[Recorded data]
------------------------

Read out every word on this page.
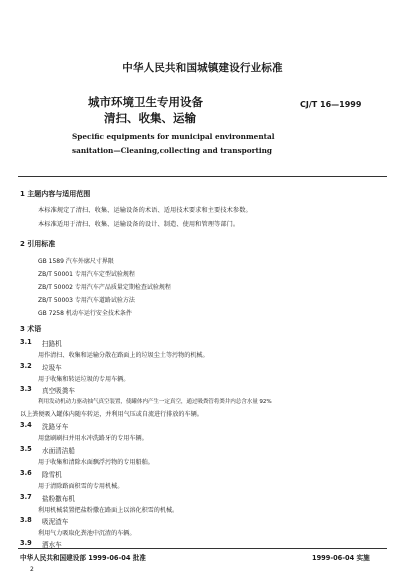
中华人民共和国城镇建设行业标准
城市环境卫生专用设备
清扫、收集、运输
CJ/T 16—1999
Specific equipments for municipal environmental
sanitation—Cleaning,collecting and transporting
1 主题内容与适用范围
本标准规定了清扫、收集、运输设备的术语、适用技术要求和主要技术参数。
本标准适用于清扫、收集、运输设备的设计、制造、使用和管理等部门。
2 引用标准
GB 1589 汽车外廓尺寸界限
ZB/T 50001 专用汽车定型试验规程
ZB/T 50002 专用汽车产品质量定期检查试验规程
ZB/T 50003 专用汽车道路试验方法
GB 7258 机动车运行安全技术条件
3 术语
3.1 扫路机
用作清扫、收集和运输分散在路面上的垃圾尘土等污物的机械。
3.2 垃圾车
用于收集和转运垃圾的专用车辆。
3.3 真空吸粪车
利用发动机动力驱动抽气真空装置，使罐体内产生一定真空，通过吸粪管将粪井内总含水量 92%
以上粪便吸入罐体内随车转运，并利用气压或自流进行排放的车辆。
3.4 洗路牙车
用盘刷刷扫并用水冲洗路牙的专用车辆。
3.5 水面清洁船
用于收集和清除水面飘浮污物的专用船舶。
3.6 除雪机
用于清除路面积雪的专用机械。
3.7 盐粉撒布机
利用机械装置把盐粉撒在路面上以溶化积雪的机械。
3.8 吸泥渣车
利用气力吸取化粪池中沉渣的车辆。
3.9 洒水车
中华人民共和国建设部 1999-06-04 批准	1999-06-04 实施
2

------------------------

__What the exercise asks__.
Reproduce each entry precisely, dropping only the pictures.

__Task result__.
Read out every word on this page.
中华人民共和国城镇建设行业标准
城市环境卫生专用设备
清扫、收集、运输
CJ/T 16—1999
Specific equipments for municipal environmental
sanitation—Cleaning,collecting and transporting
1 主题内容与适用范围
本标准规定了清扫、收集、运输设备的术语、适用技术要求和主要技术参数。
本标准适用于清扫、收集、运输设备的设计、制造、使用和管理等部门。
2 引用标准
GB 1589 汽车外廓尺寸界限
ZB/T 50001 专用汽车定型试验规程
ZB/T 50002 专用汽车产品质量定期检查试验规程
ZB/T 50003 专用汽车道路试验方法
GB 7258 机动车运行安全技术条件
3 术语
3.1 扫路机
用作清扫、收集和运输分散在路面上的垃圾尘土等污物的机械。
3.2 垃圾车
用于收集和转运垃圾的专用车辆。
3.3 真空吸粪车
利用发动机动力驱动抽气真空装置，使罐体内产生一定真空，通过吸粪管将粪井内总含水量 92%
以上粪便吸入罐体内随车转运，并利用气压或自流进行排放的车辆。
3.4 洗路牙车
用盘刷刷扫并用水冲洗路牙的专用车辆。
3.5 水面清洁船
用于收集和清除水面飘浮污物的专用船舶。
3.6 除雪机
用于清除路面积雪的专用机械。
3.7 盐粉撒布机
利用机械装置把盐粉撒在路面上以溶化积雪的机械。
3.8 吸泥渣车
利用气力吸取化粪池中沉渣的车辆。
3.9 洒水车
中华人民共和国建设部 1999-06-04 批准	1999-06-04 实施
2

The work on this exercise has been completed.